* Your task
Leave out the pictures; transcribe all else exactly.
==*==
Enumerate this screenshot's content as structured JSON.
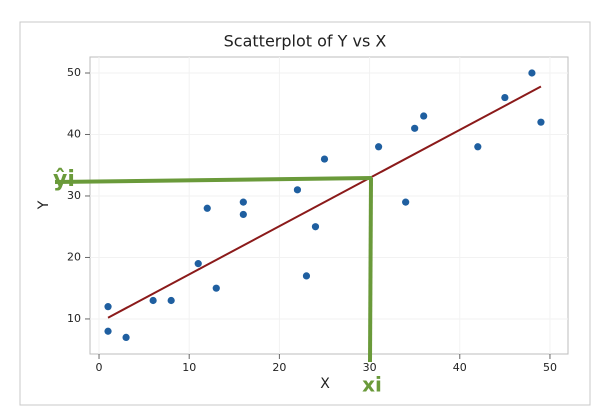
{
  "chart_data": {
    "type": "scatter",
    "title": "Scatterplot of Y vs X",
    "x_label": "X",
    "y_label": "Y",
    "x": [
      1,
      1,
      3,
      6,
      8,
      11,
      12,
      13,
      16,
      16,
      22,
      23,
      24,
      25,
      31,
      34,
      35,
      36,
      42,
      45,
      48,
      49
    ],
    "values": [
      12,
      8,
      7,
      13,
      13,
      19,
      28,
      15,
      29,
      27,
      31,
      17,
      25,
      36,
      38,
      29,
      41,
      43,
      38,
      46,
      50,
      42
    ],
    "color": "#1f5fa0",
    "fit_line": {
      "x": [
        1,
        49
      ],
      "y": [
        10.2,
        47.8
      ],
      "color": "#8b1a1a"
    },
    "xlim": [
      -1,
      52
    ],
    "ylim": [
      4.3,
      52.6
    ],
    "xticks": [
      0,
      10,
      20,
      30,
      40,
      50
    ],
    "yticks": [
      10,
      20,
      30,
      40,
      50
    ],
    "grid": true,
    "annotations": [
      "ŷi",
      "xi"
    ]
  }
}
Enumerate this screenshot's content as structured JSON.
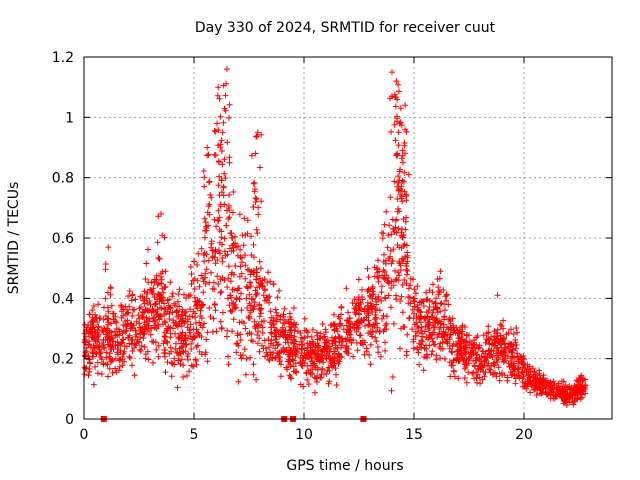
==*==
* Final result
Enumerate this screenshot's content as structured JSON.
{
  "chart_data": {
    "type": "scatter",
    "title": "Scatterplot of Y vs X",
    "x_label": "X",
    "y_label": "Y",
    "x": [
      1,
      1,
      3,
      6,
      8,
      11,
      12,
      13,
      16,
      16,
      22,
      23,
      24,
      25,
      31,
      34,
      35,
      36,
      42,
      45,
      48,
      49
    ],
    "values": [
      12,
      8,
      7,
      13,
      13,
      19,
      28,
      15,
      29,
      27,
      31,
      17,
      25,
      36,
      38,
      29,
      41,
      43,
      38,
      46,
      50,
      42
    ],
    "color": "#1f5fa0",
    "fit_line": {
      "x": [
        1,
        49
      ],
      "y": [
        10.2,
        47.8
      ],
      "color": "#8b1a1a"
    },
    "xlim": [
      -1,
      52
    ],
    "ylim": [
      4.3,
      52.6
    ],
    "xticks": [
      0,
      10,
      20,
      30,
      40,
      50
    ],
    "yticks": [
      10,
      20,
      30,
      40,
      50
    ],
    "grid": true,
    "annotations": [
      "ŷi",
      "xi"
    ]
  }
}
Enumerate this screenshot's content as structured JSON.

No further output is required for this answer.